* [WRITTEN REQUEST]: Copy out the listing exactly.

* Begin ENTRIES *

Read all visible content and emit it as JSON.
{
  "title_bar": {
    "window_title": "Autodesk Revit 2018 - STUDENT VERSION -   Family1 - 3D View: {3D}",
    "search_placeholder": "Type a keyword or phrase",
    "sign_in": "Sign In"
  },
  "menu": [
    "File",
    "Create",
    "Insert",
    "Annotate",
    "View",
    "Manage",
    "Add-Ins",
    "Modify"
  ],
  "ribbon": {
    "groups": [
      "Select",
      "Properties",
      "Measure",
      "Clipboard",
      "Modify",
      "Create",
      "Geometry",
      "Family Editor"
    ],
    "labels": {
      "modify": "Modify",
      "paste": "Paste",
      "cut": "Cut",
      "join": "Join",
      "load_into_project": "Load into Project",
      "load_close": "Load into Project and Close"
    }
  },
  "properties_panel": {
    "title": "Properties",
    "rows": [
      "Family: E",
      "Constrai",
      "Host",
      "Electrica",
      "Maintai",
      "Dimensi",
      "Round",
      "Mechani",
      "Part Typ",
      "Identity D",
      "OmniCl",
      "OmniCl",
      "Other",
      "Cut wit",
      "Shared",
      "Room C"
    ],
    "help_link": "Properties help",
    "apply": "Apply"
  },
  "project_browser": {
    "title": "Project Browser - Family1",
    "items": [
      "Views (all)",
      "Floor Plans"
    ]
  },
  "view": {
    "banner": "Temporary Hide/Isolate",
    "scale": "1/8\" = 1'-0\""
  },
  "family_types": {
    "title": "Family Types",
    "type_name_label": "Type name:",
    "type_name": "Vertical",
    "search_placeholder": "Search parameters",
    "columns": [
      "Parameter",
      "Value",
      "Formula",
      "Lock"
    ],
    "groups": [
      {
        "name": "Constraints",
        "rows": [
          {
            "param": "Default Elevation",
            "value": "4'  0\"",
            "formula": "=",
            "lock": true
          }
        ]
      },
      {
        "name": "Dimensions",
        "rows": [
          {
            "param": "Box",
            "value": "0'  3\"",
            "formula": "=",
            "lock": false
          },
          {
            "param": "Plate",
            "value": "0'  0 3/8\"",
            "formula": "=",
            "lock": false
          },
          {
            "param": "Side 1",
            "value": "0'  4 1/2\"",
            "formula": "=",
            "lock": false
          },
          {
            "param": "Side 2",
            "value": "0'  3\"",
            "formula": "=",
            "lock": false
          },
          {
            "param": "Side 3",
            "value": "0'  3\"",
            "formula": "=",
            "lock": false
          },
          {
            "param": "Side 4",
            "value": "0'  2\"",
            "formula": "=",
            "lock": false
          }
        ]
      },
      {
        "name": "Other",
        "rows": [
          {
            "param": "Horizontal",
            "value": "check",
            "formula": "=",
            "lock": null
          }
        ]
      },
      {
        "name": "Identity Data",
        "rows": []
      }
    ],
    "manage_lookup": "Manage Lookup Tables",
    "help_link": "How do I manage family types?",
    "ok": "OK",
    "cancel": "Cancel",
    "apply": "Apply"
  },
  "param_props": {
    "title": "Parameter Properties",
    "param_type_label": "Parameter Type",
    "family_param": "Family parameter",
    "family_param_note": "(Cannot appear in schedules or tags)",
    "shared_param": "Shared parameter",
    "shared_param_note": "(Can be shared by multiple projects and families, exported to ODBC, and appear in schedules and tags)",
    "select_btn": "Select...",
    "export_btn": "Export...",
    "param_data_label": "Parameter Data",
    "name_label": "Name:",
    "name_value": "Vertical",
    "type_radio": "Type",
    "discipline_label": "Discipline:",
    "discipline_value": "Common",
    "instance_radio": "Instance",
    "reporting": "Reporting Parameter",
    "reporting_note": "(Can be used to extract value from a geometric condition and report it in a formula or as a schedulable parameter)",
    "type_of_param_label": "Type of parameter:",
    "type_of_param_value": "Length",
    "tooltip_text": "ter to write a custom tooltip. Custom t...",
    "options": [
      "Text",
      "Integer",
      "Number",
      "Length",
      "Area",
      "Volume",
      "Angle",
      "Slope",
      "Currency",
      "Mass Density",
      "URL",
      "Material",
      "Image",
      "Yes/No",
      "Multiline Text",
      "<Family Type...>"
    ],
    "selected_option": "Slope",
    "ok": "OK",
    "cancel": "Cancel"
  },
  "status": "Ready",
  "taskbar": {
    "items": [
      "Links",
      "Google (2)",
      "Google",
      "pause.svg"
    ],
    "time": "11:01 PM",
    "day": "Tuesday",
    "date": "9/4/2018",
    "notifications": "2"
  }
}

* End ENTRIES *

* [OUTPUT]:
Read all visible content and emit it as JSON.
{
  "title_bar": {
    "window_title": "Autodesk Revit 2018 - STUDENT VERSION -   Family1 - 3D View: {3D}",
    "search_placeholder": "Type a keyword or phrase",
    "sign_in": "Sign In"
  },
  "menu": [
    "File",
    "Create",
    "Insert",
    "Annotate",
    "View",
    "Manage",
    "Add-Ins",
    "Modify"
  ],
  "ribbon": {
    "groups": [
      "Select",
      "Properties",
      "Measure",
      "Clipboard",
      "Modify",
      "Create",
      "Geometry",
      "Family Editor"
    ],
    "labels": {
      "modify": "Modify",
      "paste": "Paste",
      "cut": "Cut",
      "join": "Join",
      "load_into_project": "Load into Project",
      "load_close": "Load into Project and Close"
    }
  },
  "properties_panel": {
    "title": "Properties",
    "rows": [
      "Family: E",
      "Constrai",
      "Host",
      "Electrica",
      "Maintai",
      "Dimensi",
      "Round",
      "Mechani",
      "Part Typ",
      "Identity D",
      "OmniCl",
      "OmniCl",
      "Other",
      "Cut wit",
      "Shared",
      "Room C"
    ],
    "help_link": "Properties help",
    "apply": "Apply"
  },
  "project_browser": {
    "title": "Project Browser - Family1",
    "items": [
      "Views (all)",
      "Floor Plans"
    ]
  },
  "view": {
    "banner": "Temporary Hide/Isolate",
    "scale": "1/8\" = 1'-0\""
  },
  "family_types": {
    "title": "Family Types",
    "type_name_label": "Type name:",
    "type_name": "Vertical",
    "search_placeholder": "Search parameters",
    "columns": [
      "Parameter",
      "Value",
      "Formula",
      "Lock"
    ],
    "groups": [
      {
        "name": "Constraints",
        "rows": [
          {
            "param": "Default Elevation",
            "value": "4'  0\"",
            "formula": "=",
            "lock": true
          }
        ]
      },
      {
        "name": "Dimensions",
        "rows": [
          {
            "param": "Box",
            "value": "0'  3\"",
            "formula": "=",
            "lock": false
          },
          {
            "param": "Plate",
            "value": "0'  0 3/8\"",
            "formula": "=",
            "lock": false
          },
          {
            "param": "Side 1",
            "value": "0'  4 1/2\"",
            "formula": "=",
            "lock": false
          },
          {
            "param": "Side 2",
            "value": "0'  3\"",
            "formula": "=",
            "lock": false
          },
          {
            "param": "Side 3",
            "value": "0'  3\"",
            "formula": "=",
            "lock": false
          },
          {
            "param": "Side 4",
            "value": "0'  2\"",
            "formula": "=",
            "lock": false
          }
        ]
      },
      {
        "name": "Other",
        "rows": [
          {
            "param": "Horizontal",
            "value": "check",
            "formula": "=",
            "lock": null
          }
        ]
      },
      {
        "name": "Identity Data",
        "rows": []
      }
    ],
    "manage_lookup": "Manage Lookup Tables",
    "help_link": "How do I manage family types?",
    "ok": "OK",
    "cancel": "Cancel",
    "apply": "Apply"
  },
  "param_props": {
    "title": "Parameter Properties",
    "param_type_label": "Parameter Type",
    "family_param": "Family parameter",
    "family_param_note": "(Cannot appear in schedules or tags)",
    "shared_param": "Shared parameter",
    "shared_param_note": "(Can be shared by multiple projects and families, exported to ODBC, and appear in schedules and tags)",
    "select_btn": "Select...",
    "export_btn": "Export...",
    "param_data_label": "Parameter Data",
    "name_label": "Name:",
    "name_value": "Vertical",
    "type_radio": "Type",
    "discipline_label": "Discipline:",
    "discipline_value": "Common",
    "instance_radio": "Instance",
    "reporting": "Reporting Parameter",
    "reporting_note": "(Can be used to extract value from a geometric condition and report it in a formula or as a schedulable parameter)",
    "type_of_param_label": "Type of parameter:",
    "type_of_param_value": "Length",
    "tooltip_text": "ter to write a custom tooltip. Custom t...",
    "options": [
      "Text",
      "Integer",
      "Number",
      "Length",
      "Area",
      "Volume",
      "Angle",
      "Slope",
      "Currency",
      "Mass Density",
      "URL",
      "Material",
      "Image",
      "Yes/No",
      "Multiline Text",
      "<Family Type...>"
    ],
    "selected_option": "Slope",
    "ok": "OK",
    "cancel": "Cancel"
  },
  "status": "Ready",
  "taskbar": {
    "items": [
      "Links",
      "Google (2)",
      "Google",
      "pause.svg"
    ],
    "time": "11:01 PM",
    "day": "Tuesday",
    "date": "9/4/2018",
    "notifications": "2"
  }
}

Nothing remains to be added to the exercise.